The exercise:
Render each line of the records below as a JSON list of strings, one string per line, with blank lines skipped and the pictures left out.

Dataset:
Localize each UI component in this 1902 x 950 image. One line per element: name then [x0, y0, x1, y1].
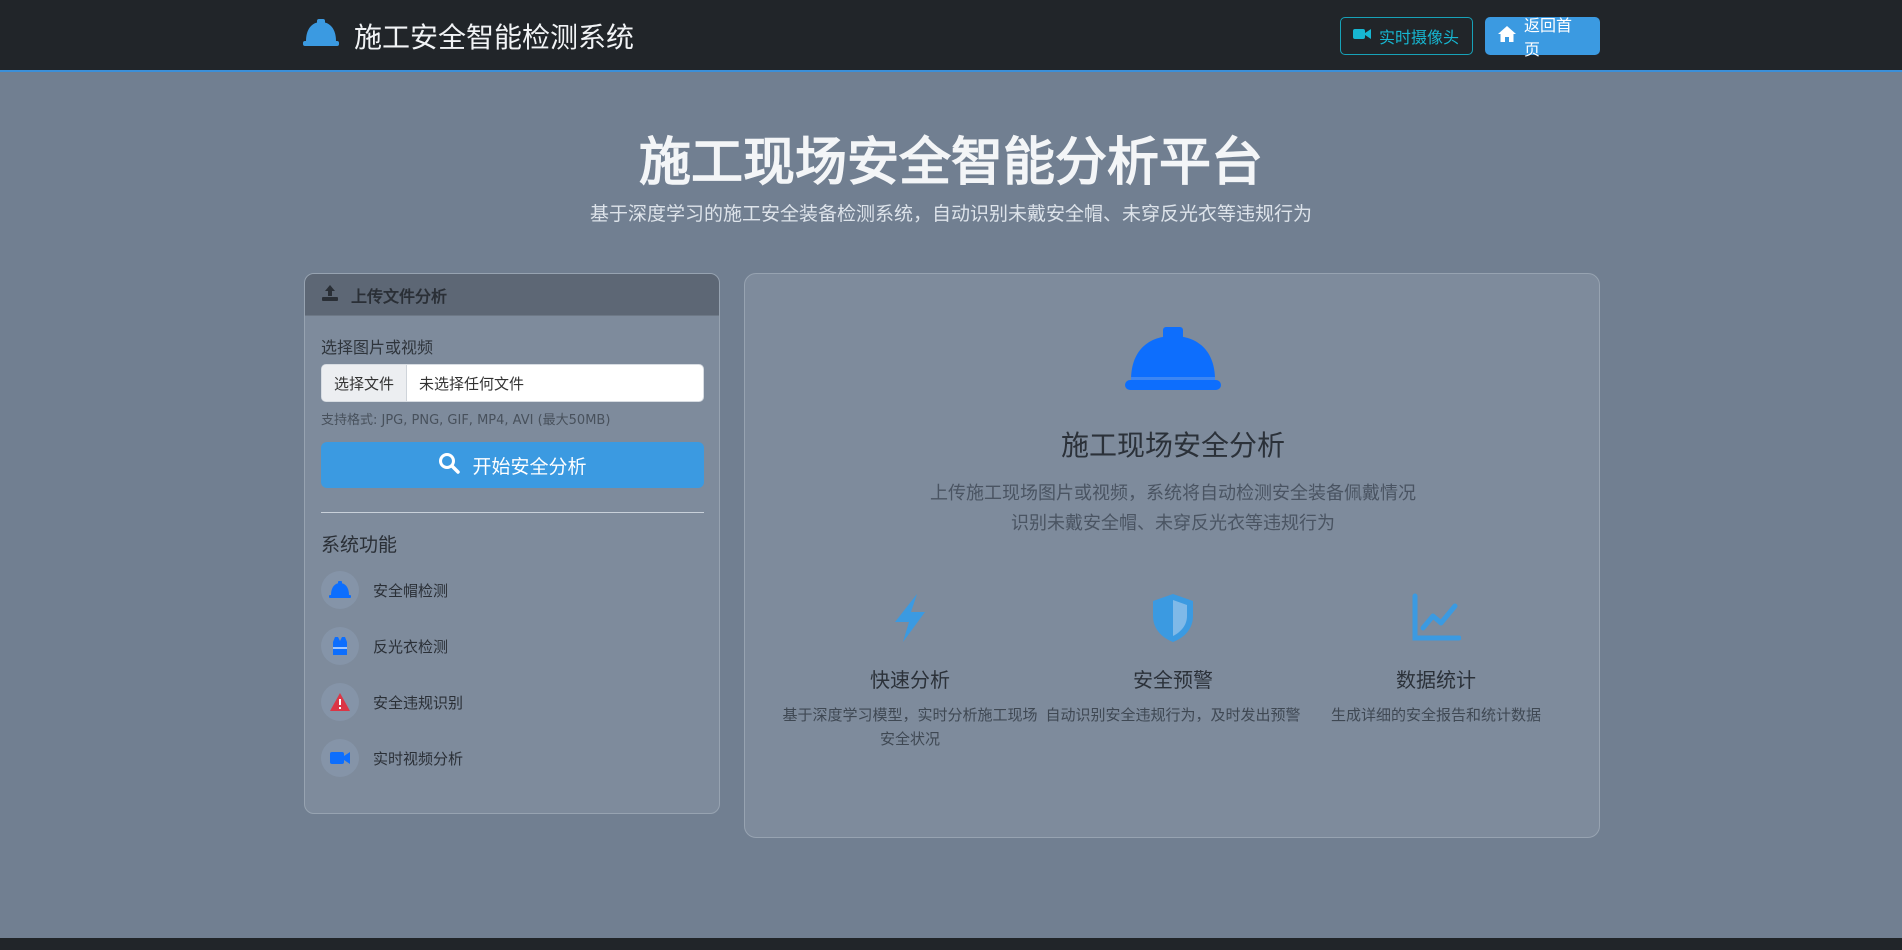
page-subtitle: 基于深度学习的施工安全装备检测系统，自动识别未戴安全帽、未穿反光衣等违规行为 — [589, 203, 1312, 225]
feature-label: 安全帽检测 — [373, 581, 449, 600]
features-heading: 系统功能 — [321, 534, 398, 556]
column-text: 生成详细的安全报告和统计数据 — [1330, 706, 1541, 724]
start-analysis-button[interactable]: 开始安全分析 — [321, 442, 704, 488]
home-icon — [1498, 26, 1516, 46]
column-title: 安全预警 — [1133, 668, 1213, 692]
file-field-label: 选择图片或视频 — [321, 338, 434, 357]
footer — [0, 938, 1902, 950]
file-format-hint: 支持格式: JPG, PNG, GIF, MP4, AVI (最大50MB) — [321, 413, 611, 428]
helmet-icon — [321, 571, 359, 609]
brand[interactable]: 施工安全智能检测系统 — [302, 18, 634, 54]
search-icon — [438, 452, 461, 479]
helmet-icon — [1125, 326, 1221, 398]
live-camera-label: 实时摄像头 — [1379, 28, 1460, 47]
video-icon — [321, 739, 359, 777]
shield-icon — [1148, 594, 1198, 648]
live-camera-button[interactable]: 实时摄像头 — [1340, 17, 1473, 55]
column-title: 快速分析 — [870, 668, 950, 692]
bolt-icon — [885, 594, 935, 648]
chart-line-icon — [1411, 593, 1462, 648]
upload-icon — [321, 284, 339, 306]
feature-violation-recognition: 安全违规识别 — [321, 682, 463, 722]
top-navbar: 施工安全智能检测系统 实时摄像头 返回首页 — [0, 0, 1902, 72]
column-title: 数据统计 — [1396, 668, 1476, 692]
feature-column-safety-alert: 安全预警 自动识别安全违规行为，及时发出预警 — [1038, 592, 1308, 727]
divider — [321, 512, 704, 513]
brand-title: 施工安全智能检测系统 — [354, 21, 635, 54]
feature-label: 实时视频分析 — [373, 749, 464, 768]
upload-card: 上传文件分析 选择图片或视频 选择文件 未选择任何文件 支持格式: JPG, P… — [304, 273, 720, 814]
intro-description: 上传施工现场图片或视频，系统将自动检测安全装备佩戴情况 识别未戴安全帽、未穿反光… — [745, 479, 1601, 539]
warning-icon — [321, 683, 359, 721]
intro-desc-line: 上传施工现场图片或视频，系统将自动检测安全装备佩戴情况 — [930, 483, 1416, 504]
vest-icon — [321, 627, 359, 665]
upload-card-title: 上传文件分析 — [351, 286, 448, 306]
intro-card: 施工现场安全分析 上传施工现场图片或视频，系统将自动检测安全装备佩戴情况 识别未… — [744, 273, 1600, 838]
file-status-text: 未选择任何文件 — [419, 374, 525, 393]
file-input[interactable]: 选择文件 未选择任何文件 — [321, 364, 704, 402]
home-button[interactable]: 返回首页 — [1485, 16, 1600, 59]
helmet-icon — [302, 17, 340, 56]
intro-desc-line: 识别未戴安全帽、未穿反光衣等违规行为 — [1011, 513, 1335, 534]
upload-card-header: 上传文件分析 — [305, 274, 719, 316]
feature-helmet-detection: 安全帽检测 — [321, 570, 448, 610]
start-analysis-label: 开始安全分析 — [472, 455, 587, 478]
video-camera-icon — [1353, 26, 1371, 46]
feature-column-fast-analysis: 快速分析 基于深度学习模型，实时分析施工现场安全状况 — [775, 592, 1045, 751]
feature-video-analysis: 实时视频分析 — [321, 738, 463, 778]
feature-column-statistics: 数据统计 生成详细的安全报告和统计数据 — [1301, 592, 1571, 727]
feature-vest-detection: 反光衣检测 — [321, 626, 448, 666]
feature-label: 安全违规识别 — [373, 693, 464, 712]
column-text: 自动识别安全违规行为，及时发出预警 — [1045, 706, 1301, 724]
home-label: 返回首页 — [1524, 16, 1573, 59]
intro-title: 施工现场安全分析 — [1060, 429, 1285, 462]
feature-label: 反光衣检测 — [373, 637, 449, 656]
page-title: 施工现场安全智能分析平台 — [638, 133, 1263, 193]
choose-file-button[interactable]: 选择文件 — [322, 365, 408, 401]
column-text: 基于深度学习模型，实时分析施工现场安全状况 — [782, 706, 1038, 748]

Worked answer:
[
  "Localize each UI component in this 1902 x 950 image. One line per element: name then [x0, y0, x1, y1].",
  "page-subtitle: 基于深度学习的施工安全装备检测系统，自动识别未戴安全帽、未穿反光衣等违规行为 — [589, 203, 1312, 225]",
  "feature-label: 安全帽检测 — [373, 581, 449, 600]",
  "features-heading: 系统功能 — [321, 534, 398, 556]",
  "column-text: 生成详细的安全报告和统计数据 — [1330, 706, 1541, 724]",
  "start-analysis-button[interactable]: 开始安全分析 — [321, 442, 704, 488]",
  "home-icon — [1498, 26, 1516, 46]",
  "column-title: 安全预警 — [1133, 668, 1213, 692]",
  "file-field-label: 选择图片或视频 — [321, 338, 434, 357]",
  "footer — [0, 938, 1902, 950]",
  "file-format-hint: 支持格式: JPG, PNG, GIF, MP4, AVI (最大50MB) — [321, 413, 611, 428]",
  "helmet-icon — [321, 571, 359, 609]",
  "brand[interactable]: 施工安全智能检测系统 — [302, 18, 634, 54]",
  "search-icon — [438, 452, 461, 479]",
  "helmet-icon — [1125, 326, 1221, 398]",
  "live-camera-label: 实时摄像头 — [1379, 28, 1460, 47]",
  "video-icon — [321, 739, 359, 777]",
  "shield-icon — [1148, 594, 1198, 648]",
  "live-camera-button[interactable]: 实时摄像头 — [1340, 17, 1473, 55]",
  "column-title: 快速分析 — [870, 668, 950, 692]",
  "bolt-icon — [885, 594, 935, 648]",
  "chart-line-icon — [1411, 593, 1462, 648]",
  "upload-icon — [321, 284, 339, 306]",
  "feature-violation-recognition: 安全违规识别 — [321, 682, 463, 722]",
  "top-navbar: 施工安全智能检测系统 实时摄像头 返回首页 — [0, 0, 1902, 72]",
  "column-title: 数据统计 — [1396, 668, 1476, 692]",
  "feature-column-safety-alert: 安全预警 自动识别安全违规行为，及时发出预警 — [1038, 592, 1308, 727]",
  "divider — [321, 512, 704, 513]",
  "brand-title: 施工安全智能检测系统 — [354, 21, 635, 54]",
  "feature-label: 实时视频分析 — [373, 749, 464, 768]",
  "upload-card: 上传文件分析 选择图片或视频 选择文件 未选择任何文件 支持格式: JPG, P… — [304, 273, 720, 814]",
  "intro-description: 上传施工现场图片或视频，系统将自动检测安全装备佩戴情况 识别未戴安全帽、未穿反光… — [745, 479, 1601, 539]",
  "warning-icon — [321, 683, 359, 721]",
  "intro-desc-line: 上传施工现场图片或视频，系统将自动检测安全装备佩戴情况 — [930, 483, 1416, 504]",
  "vest-icon — [321, 627, 359, 665]",
  "upload-card-title: 上传文件分析 — [351, 286, 448, 306]",
  "intro-card: 施工现场安全分析 上传施工现场图片或视频，系统将自动检测安全装备佩戴情况 识别未… — [744, 273, 1600, 838]",
  "file-status-text: 未选择任何文件 — [419, 374, 525, 393]",
  "file-input[interactable]: 选择文件 未选择任何文件 — [321, 364, 704, 402]",
  "home-button[interactable]: 返回首页 — [1485, 16, 1600, 59]",
  "helmet-icon — [302, 17, 340, 56]",
  "intro-desc-line: 识别未戴安全帽、未穿反光衣等违规行为 — [1011, 513, 1335, 534]",
  "upload-card-header: 上传文件分析 — [305, 274, 719, 316]",
  "feature-helmet-detection: 安全帽检测 — [321, 570, 448, 610]",
  "start-analysis-label: 开始安全分析 — [472, 455, 587, 478]",
  "video-camera-icon — [1353, 26, 1371, 46]",
  "feature-column-fast-analysis: 快速分析 基于深度学习模型，实时分析施工现场安全状况 — [775, 592, 1045, 751]",
  "feature-video-analysis: 实时视频分析 — [321, 738, 463, 778]",
  "feature-column-statistics: 数据统计 生成详细的安全报告和统计数据 — [1301, 592, 1571, 727]",
  "feature-vest-detection: 反光衣检测 — [321, 626, 448, 666]",
  "feature-label: 安全违规识别 — [373, 693, 464, 712]",
  "column-text: 自动识别安全违规行为，及时发出预警 — [1045, 706, 1301, 724]",
  "home-label: 返回首页 — [1524, 16, 1573, 59]",
  "intro-title: 施工现场安全分析 — [1060, 429, 1285, 462]",
  "feature-label: 反光衣检测 — [373, 637, 449, 656]",
  "page-title: 施工现场安全智能分析平台 — [638, 133, 1263, 193]",
  "choose-file-button[interactable]: 选择文件 — [322, 365, 408, 401]",
  "column-text: 基于深度学习模型，实时分析施工现场安全状况 — [782, 706, 1038, 748]"
]